THE TASK — Count how many lines below contain the word "WORDS", then give that number alone.

* Begin INPUT MATERIAL *

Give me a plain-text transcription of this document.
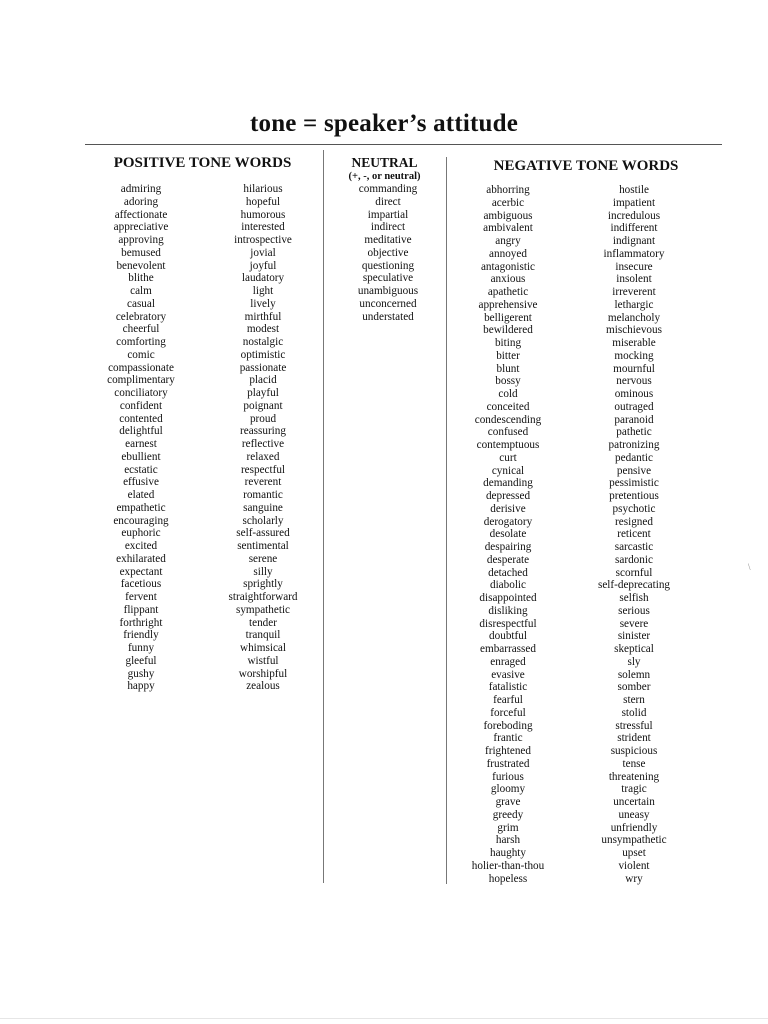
tone = speaker’s attitude
POSITIVE TONE WORDS	NEUTRAL
(+, -, or neutral)
NEGATIVE TONE WORDS
admiring
adoring
affectionate
appreciative
approving
bemused
benevolent
blithe
calm
casual
celebratory
cheerful
comforting
comic
compassionate
complimentary
conciliatory
confident
contented
delightful
earnest
ebullient
ecstatic
effusive
elated
empathetic
encouraging
euphoric
excited
exhilarated
expectant
facetious
fervent
flippant
forthright
friendly
funny
gleeful
gushy
happy
hilarious
hopeful
humorous
interested
introspective
jovial
joyful
laudatory
light
lively
mirthful
modest
nostalgic
optimistic
passionate
placid
playful
poignant
proud
reassuring
reflective
relaxed
respectful
reverent
romantic
sanguine
scholarly
self-assured
sentimental
serene
silly
sprightly
straightforward
sympathetic
tender
tranquil
whimsical
wistful
worshipful
zealous
commanding
direct
impartial
indirect
meditative
objective
questioning
speculative
unambiguous
unconcerned
understated
abhorring
acerbic
ambiguous
ambivalent
angry
annoyed
antagonistic
anxious
apathetic
apprehensive
belligerent
bewildered
biting
bitter
blunt
bossy
cold
conceited
condescending
confused
contemptuous
curt
cynical
demanding
depressed
derisive
derogatory
desolate
despairing
desperate
detached
diabolic
disappointed
disliking
disrespectful
doubtful
embarrassed
enraged
evasive
fatalistic
fearful
forceful
foreboding
frantic
frightened
frustrated
furious
gloomy
grave
greedy
grim
harsh
haughty
holier-than-thou
hopeless
hostile
impatient
incredulous
indifferent
indignant
inflammatory
insecure
insolent
irreverent
lethargic
melancholy
mischievous
miserable
mocking
mournful
nervous
ominous
outraged
paranoid
pathetic
patronizing
pedantic
pensive
pessimistic
pretentious
psychotic
resigned
reticent
sarcastic
sardonic
scornful
self-deprecating
selfish
serious
severe
sinister
skeptical
sly
solemn
somber
stern
stolid
stressful
strident
suspicious
tense
threatening
tragic
uncertain
uneasy
unfriendly
unsympathetic
upset
violent
wry
\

* End INPUT MATERIAL *

FINAL RESULT — 2